Aim: Exactly how many lines have the word "title"? Answer with the bare number.

[begin Data provided]

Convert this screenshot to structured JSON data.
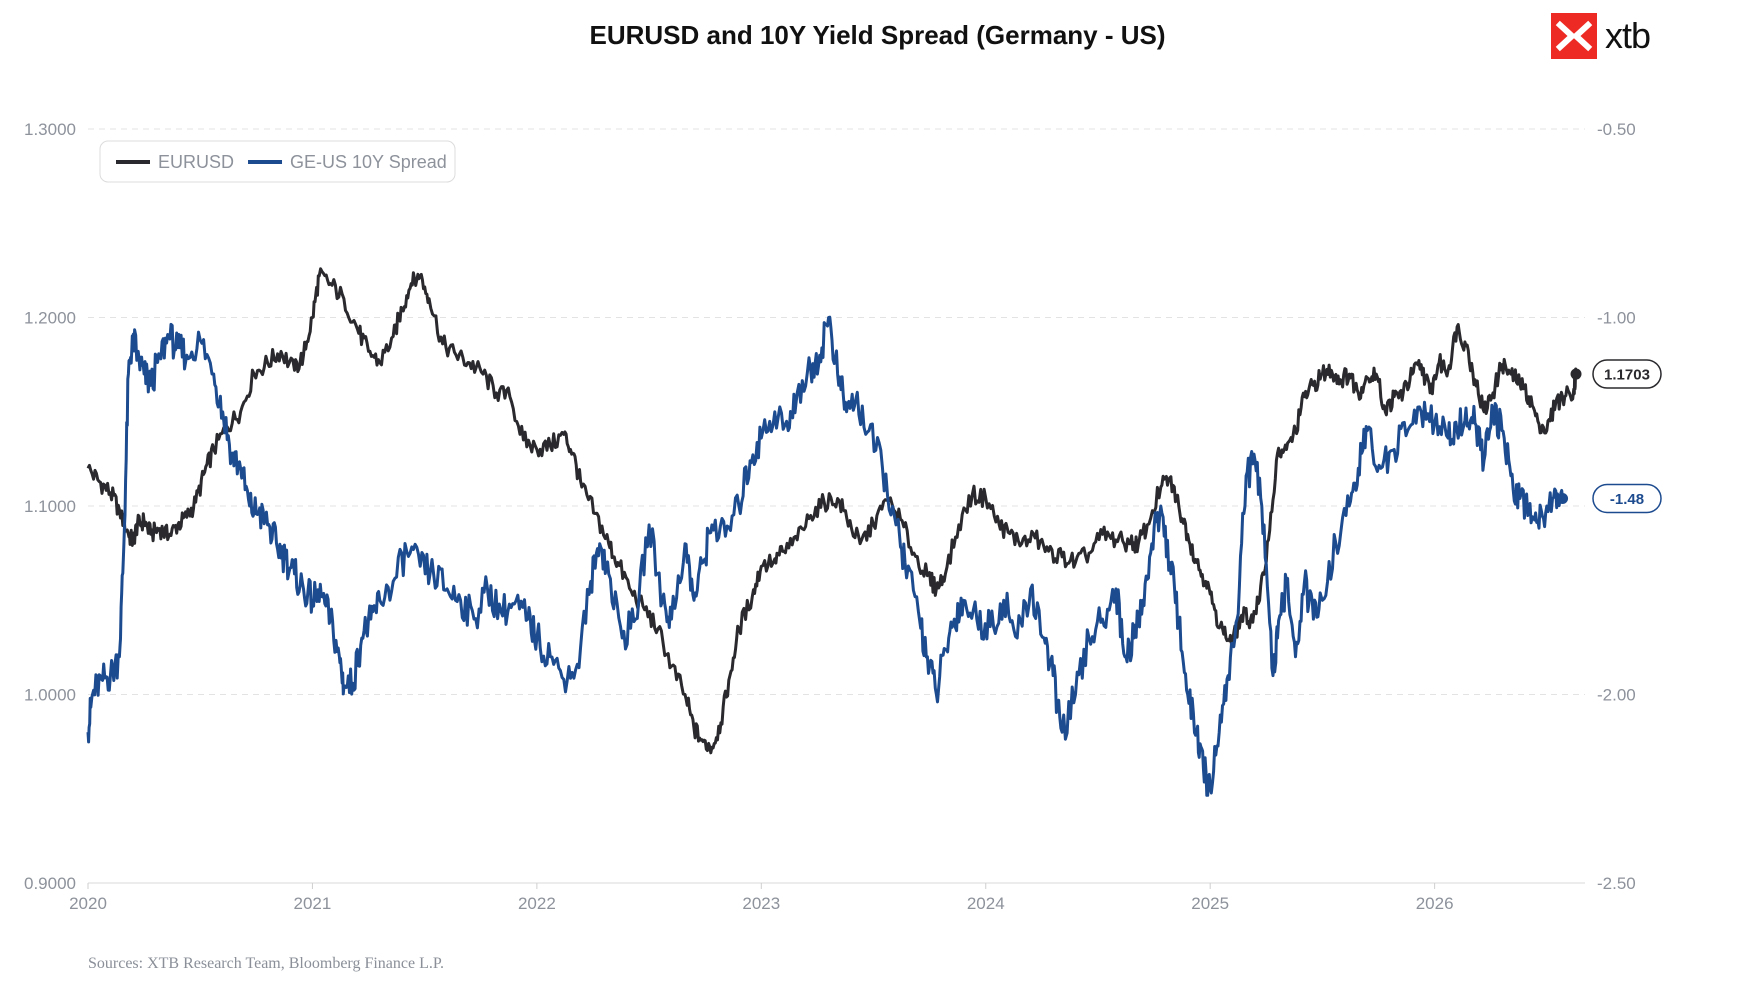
{
  "title": "EURUSD and 10Y Yield Spread (Germany - US)",
  "logo": {
    "text": "xtb",
    "brand_color": "#ee2a24"
  },
  "source_note": "Sources: XTB Research Team, Bloomberg Finance L.P.",
  "chart_data": {
    "type": "line",
    "title": "EURUSD and 10Y Yield Spread (Germany - US)",
    "grid": true,
    "legend": {
      "position": "top-left",
      "entries": [
        "EURUSD",
        "GE-US 10Y Spread"
      ]
    },
    "x_ticks": [
      "2020",
      "2021",
      "2022",
      "2023",
      "2024",
      "2025",
      "2026"
    ],
    "x_range": [
      2020.0,
      2026.67
    ],
    "y_left": {
      "ticks": [
        "1.3000",
        "1.2000",
        "1.1000",
        "1.0000",
        "0.9000"
      ],
      "range": [
        0.9,
        1.3
      ]
    },
    "y_right": {
      "ticks": [
        "-0.50",
        "-1.00",
        "-1.50",
        "-2.00",
        "-2.50"
      ],
      "range": [
        -2.5,
        -0.5
      ]
    },
    "series": [
      {
        "name": "EURUSD",
        "color": "#2a2a2e",
        "axis": "left",
        "last_value_label": "1.1703",
        "x": [
          2020.0,
          2020.05,
          2020.1,
          2020.14,
          2020.18,
          2020.2,
          2020.22,
          2020.25,
          2020.28,
          2020.32,
          2020.36,
          2020.4,
          2020.44,
          2020.48,
          2020.52,
          2020.56,
          2020.62,
          2020.68,
          2020.74,
          2020.8,
          2020.86,
          2020.92,
          2020.96,
          2021.0,
          2021.03,
          2021.08,
          2021.14,
          2021.2,
          2021.25,
          2021.3,
          2021.36,
          2021.4,
          2021.44,
          2021.48,
          2021.52,
          2021.58,
          2021.64,
          2021.7,
          2021.76,
          2021.82,
          2021.88,
          2021.94,
          2022.0,
          2022.06,
          2022.12,
          2022.16,
          2022.2,
          2022.26,
          2022.32,
          2022.36,
          2022.42,
          2022.48,
          2022.54,
          2022.6,
          2022.66,
          2022.7,
          2022.74,
          2022.78,
          2022.82,
          2022.86,
          2022.9,
          2022.96,
          2023.0,
          2023.06,
          2023.1,
          2023.16,
          2023.22,
          2023.28,
          2023.34,
          2023.38,
          2023.44,
          2023.5,
          2023.56,
          2023.62,
          2023.68,
          2023.74,
          2023.78,
          2023.82,
          2023.88,
          2023.94,
          2024.0,
          2024.06,
          2024.1,
          2024.16,
          2024.22,
          2024.28,
          2024.34,
          2024.4,
          2024.46,
          2024.52,
          2024.58,
          2024.64,
          2024.68,
          2024.72,
          2024.78,
          2024.82,
          2024.86,
          2024.9,
          2024.94,
          2024.98,
          2025.02,
          2025.06,
          2025.1,
          2025.14,
          2025.18,
          2025.22,
          2025.26,
          2025.3,
          2025.34,
          2025.38,
          2025.42,
          2025.46,
          2025.5,
          2025.54,
          2025.58,
          2025.62,
          2025.66,
          2025.7,
          2025.74,
          2025.78,
          2025.82,
          2025.86,
          2025.9,
          2025.94,
          2025.98,
          2026.02,
          2026.06,
          2026.1,
          2026.14,
          2026.18,
          2026.22,
          2026.26,
          2026.3,
          2026.34,
          2026.38,
          2026.42,
          2026.46,
          2026.5,
          2026.54,
          2026.58,
          2026.62,
          2026.63
        ],
        "y": [
          1.12,
          1.113,
          1.107,
          1.098,
          1.085,
          1.081,
          1.09,
          1.092,
          1.085,
          1.088,
          1.084,
          1.09,
          1.094,
          1.102,
          1.118,
          1.13,
          1.142,
          1.15,
          1.17,
          1.176,
          1.182,
          1.172,
          1.18,
          1.2,
          1.222,
          1.218,
          1.21,
          1.194,
          1.182,
          1.176,
          1.19,
          1.205,
          1.218,
          1.222,
          1.21,
          1.186,
          1.18,
          1.176,
          1.17,
          1.16,
          1.158,
          1.135,
          1.13,
          1.132,
          1.138,
          1.128,
          1.11,
          1.096,
          1.08,
          1.07,
          1.055,
          1.045,
          1.035,
          1.015,
          1.0,
          0.982,
          0.975,
          0.972,
          0.985,
          1.01,
          1.035,
          1.052,
          1.068,
          1.072,
          1.076,
          1.082,
          1.095,
          1.102,
          1.104,
          1.094,
          1.08,
          1.09,
          1.103,
          1.093,
          1.075,
          1.063,
          1.056,
          1.064,
          1.09,
          1.106,
          1.104,
          1.09,
          1.086,
          1.08,
          1.083,
          1.076,
          1.073,
          1.07,
          1.075,
          1.085,
          1.082,
          1.08,
          1.08,
          1.09,
          1.11,
          1.115,
          1.1,
          1.085,
          1.07,
          1.06,
          1.045,
          1.032,
          1.028,
          1.042,
          1.04,
          1.05,
          1.082,
          1.128,
          1.13,
          1.14,
          1.158,
          1.164,
          1.17,
          1.172,
          1.167,
          1.17,
          1.16,
          1.168,
          1.17,
          1.15,
          1.158,
          1.16,
          1.17,
          1.175,
          1.16,
          1.176,
          1.172,
          1.195,
          1.185,
          1.167,
          1.15,
          1.16,
          1.175,
          1.17,
          1.165,
          1.158,
          1.145,
          1.14,
          1.155,
          1.158,
          1.162,
          1.17
        ]
      },
      {
        "name": "GE-US 10Y Spread",
        "color": "#1d4b8f",
        "axis": "right",
        "last_value_label": "-1.48",
        "x": [
          2020.0,
          2020.02,
          2020.06,
          2020.1,
          2020.14,
          2020.16,
          2020.18,
          2020.2,
          2020.22,
          2020.25,
          2020.28,
          2020.32,
          2020.36,
          2020.4,
          2020.44,
          2020.5,
          2020.56,
          2020.6,
          2020.64,
          2020.68,
          2020.72,
          2020.76,
          2020.8,
          2020.84,
          2020.88,
          2020.92,
          2020.96,
          2021.0,
          2021.04,
          2021.08,
          2021.12,
          2021.14,
          2021.18,
          2021.22,
          2021.26,
          2021.3,
          2021.36,
          2021.42,
          2021.48,
          2021.54,
          2021.6,
          2021.66,
          2021.72,
          2021.78,
          2021.84,
          2021.9,
          2021.96,
          2022.0,
          2022.06,
          2022.12,
          2022.18,
          2022.24,
          2022.28,
          2022.32,
          2022.38,
          2022.44,
          2022.5,
          2022.56,
          2022.6,
          2022.66,
          2022.7,
          2022.74,
          2022.78,
          2022.84,
          2022.9,
          2022.95,
          2023.0,
          2023.06,
          2023.12,
          2023.16,
          2023.22,
          2023.26,
          2023.3,
          2023.34,
          2023.38,
          2023.42,
          2023.48,
          2023.54,
          2023.6,
          2023.64,
          2023.7,
          2023.74,
          2023.78,
          2023.82,
          2023.86,
          2023.9,
          2023.96,
          2024.02,
          2024.08,
          2024.14,
          2024.2,
          2024.26,
          2024.3,
          2024.34,
          2024.4,
          2024.46,
          2024.52,
          2024.58,
          2024.62,
          2024.66,
          2024.7,
          2024.74,
          2024.78,
          2024.82,
          2024.86,
          2024.9,
          2024.94,
          2024.97,
          2025.0,
          2025.04,
          2025.08,
          2025.12,
          2025.16,
          2025.2,
          2025.24,
          2025.28,
          2025.3,
          2025.34,
          2025.38,
          2025.42,
          2025.46,
          2025.5,
          2025.56,
          2025.62,
          2025.66,
          2025.7,
          2025.76,
          2025.82,
          2025.88,
          2025.94,
          2026.0,
          2026.06,
          2026.1,
          2026.14,
          2026.18,
          2026.22,
          2026.26,
          2026.3,
          2026.34,
          2026.38,
          2026.42,
          2026.46,
          2026.5,
          2026.54,
          2026.57
        ],
        "y": [
          -2.1,
          -2.0,
          -1.96,
          -1.95,
          -1.9,
          -1.6,
          -1.15,
          -1.05,
          -1.1,
          -1.15,
          -1.18,
          -1.1,
          -1.05,
          -1.08,
          -1.1,
          -1.06,
          -1.15,
          -1.25,
          -1.36,
          -1.4,
          -1.5,
          -1.52,
          -1.55,
          -1.6,
          -1.64,
          -1.68,
          -1.72,
          -1.75,
          -1.74,
          -1.8,
          -1.9,
          -1.98,
          -1.97,
          -1.85,
          -1.8,
          -1.75,
          -1.7,
          -1.62,
          -1.66,
          -1.68,
          -1.72,
          -1.75,
          -1.8,
          -1.72,
          -1.78,
          -1.76,
          -1.8,
          -1.85,
          -1.9,
          -1.96,
          -1.92,
          -1.7,
          -1.6,
          -1.68,
          -1.85,
          -1.8,
          -1.55,
          -1.75,
          -1.8,
          -1.6,
          -1.75,
          -1.65,
          -1.55,
          -1.58,
          -1.5,
          -1.38,
          -1.32,
          -1.25,
          -1.3,
          -1.2,
          -1.14,
          -1.1,
          -1.0,
          -1.15,
          -1.25,
          -1.22,
          -1.3,
          -1.4,
          -1.55,
          -1.65,
          -1.78,
          -1.9,
          -2.0,
          -1.88,
          -1.8,
          -1.75,
          -1.8,
          -1.82,
          -1.75,
          -1.85,
          -1.72,
          -1.85,
          -1.95,
          -2.1,
          -2.0,
          -1.85,
          -1.8,
          -1.72,
          -1.9,
          -1.85,
          -1.75,
          -1.6,
          -1.5,
          -1.65,
          -1.8,
          -2.0,
          -2.1,
          -2.2,
          -2.25,
          -2.1,
          -1.95,
          -1.8,
          -1.42,
          -1.38,
          -1.55,
          -1.95,
          -1.85,
          -1.7,
          -1.9,
          -1.7,
          -1.8,
          -1.75,
          -1.6,
          -1.5,
          -1.4,
          -1.3,
          -1.4,
          -1.35,
          -1.3,
          -1.25,
          -1.28,
          -1.32,
          -1.3,
          -1.24,
          -1.28,
          -1.38,
          -1.25,
          -1.3,
          -1.42,
          -1.48,
          -1.5,
          -1.54,
          -1.5,
          -1.46,
          -1.48
        ]
      }
    ]
  }
}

[end Data provided]

Written solution: 2